Print the data that follows exactly.
● ● ● ● ●
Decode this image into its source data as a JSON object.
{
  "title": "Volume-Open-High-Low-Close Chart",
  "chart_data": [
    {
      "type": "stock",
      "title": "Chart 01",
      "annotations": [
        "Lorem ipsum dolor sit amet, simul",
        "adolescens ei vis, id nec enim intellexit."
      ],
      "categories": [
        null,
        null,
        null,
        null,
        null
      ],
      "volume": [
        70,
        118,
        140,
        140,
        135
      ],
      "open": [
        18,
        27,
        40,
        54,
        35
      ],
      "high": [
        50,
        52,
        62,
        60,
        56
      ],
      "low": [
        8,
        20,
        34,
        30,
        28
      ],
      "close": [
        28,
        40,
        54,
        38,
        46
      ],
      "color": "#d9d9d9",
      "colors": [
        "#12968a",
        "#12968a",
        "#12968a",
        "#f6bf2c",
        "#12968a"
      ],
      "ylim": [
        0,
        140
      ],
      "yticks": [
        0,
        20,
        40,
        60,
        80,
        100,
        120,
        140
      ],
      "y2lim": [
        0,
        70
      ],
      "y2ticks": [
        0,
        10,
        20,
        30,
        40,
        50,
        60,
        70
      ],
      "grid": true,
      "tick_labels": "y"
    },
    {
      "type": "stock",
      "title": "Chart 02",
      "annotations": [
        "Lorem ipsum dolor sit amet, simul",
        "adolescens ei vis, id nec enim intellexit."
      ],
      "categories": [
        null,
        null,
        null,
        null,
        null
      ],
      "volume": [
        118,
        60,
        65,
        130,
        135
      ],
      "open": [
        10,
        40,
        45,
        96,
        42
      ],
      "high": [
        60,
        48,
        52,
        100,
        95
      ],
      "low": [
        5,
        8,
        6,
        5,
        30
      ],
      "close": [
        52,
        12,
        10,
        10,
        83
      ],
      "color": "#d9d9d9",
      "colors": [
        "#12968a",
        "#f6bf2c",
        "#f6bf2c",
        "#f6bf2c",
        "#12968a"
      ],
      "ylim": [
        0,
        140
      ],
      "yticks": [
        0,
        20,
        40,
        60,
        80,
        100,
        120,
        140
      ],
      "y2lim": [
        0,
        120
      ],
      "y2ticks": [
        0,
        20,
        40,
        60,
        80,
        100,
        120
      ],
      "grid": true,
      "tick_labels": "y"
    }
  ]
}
● ● ● ● ●
_Solution_
Decode this image into its source data as a JSON object.
{
  "title": "Volume-Open-High-Low-Close Chart",
  "chart_data": [
    {
      "type": "stock",
      "title": "Chart 01",
      "annotations": [
        "Lorem ipsum dolor sit amet, simul",
        "adolescens ei vis, id nec enim intellexit."
      ],
      "categories": [
        null,
        null,
        null,
        null,
        null
      ],
      "volume": [
        70,
        118,
        140,
        140,
        135
      ],
      "open": [
        18,
        27,
        40,
        54,
        35
      ],
      "high": [
        50,
        52,
        62,
        60,
        56
      ],
      "low": [
        8,
        20,
        34,
        30,
        28
      ],
      "close": [
        28,
        40,
        54,
        38,
        46
      ],
      "color": "#d9d9d9",
      "colors": [
        "#12968a",
        "#12968a",
        "#12968a",
        "#f6bf2c",
        "#12968a"
      ],
      "ylim": [
        0,
        140
      ],
      "yticks": [
        0,
        20,
        40,
        60,
        80,
        100,
        120,
        140
      ],
      "y2lim": [
        0,
        70
      ],
      "y2ticks": [
        0,
        10,
        20,
        30,
        40,
        50,
        60,
        70
      ],
      "grid": true,
      "tick_labels": "y"
    },
    {
      "type": "stock",
      "title": "Chart 02",
      "annotations": [
        "Lorem ipsum dolor sit amet, simul",
        "adolescens ei vis, id nec enim intellexit."
      ],
      "categories": [
        null,
        null,
        null,
        null,
        null
      ],
      "volume": [
        118,
        60,
        65,
        130,
        135
      ],
      "open": [
        10,
        40,
        45,
        96,
        42
      ],
      "high": [
        60,
        48,
        52,
        100,
        95
      ],
      "low": [
        5,
        8,
        6,
        5,
        30
      ],
      "close": [
        52,
        12,
        10,
        10,
        83
      ],
      "color": "#d9d9d9",
      "colors": [
        "#12968a",
        "#f6bf2c",
        "#f6bf2c",
        "#f6bf2c",
        "#12968a"
      ],
      "ylim": [
        0,
        140
      ],
      "yticks": [
        0,
        20,
        40,
        60,
        80,
        100,
        120,
        140
      ],
      "y2lim": [
        0,
        120
      ],
      "y2ticks": [
        0,
        20,
        40,
        60,
        80,
        100,
        120
      ],
      "grid": true,
      "tick_labels": "y"
    }
  ]
}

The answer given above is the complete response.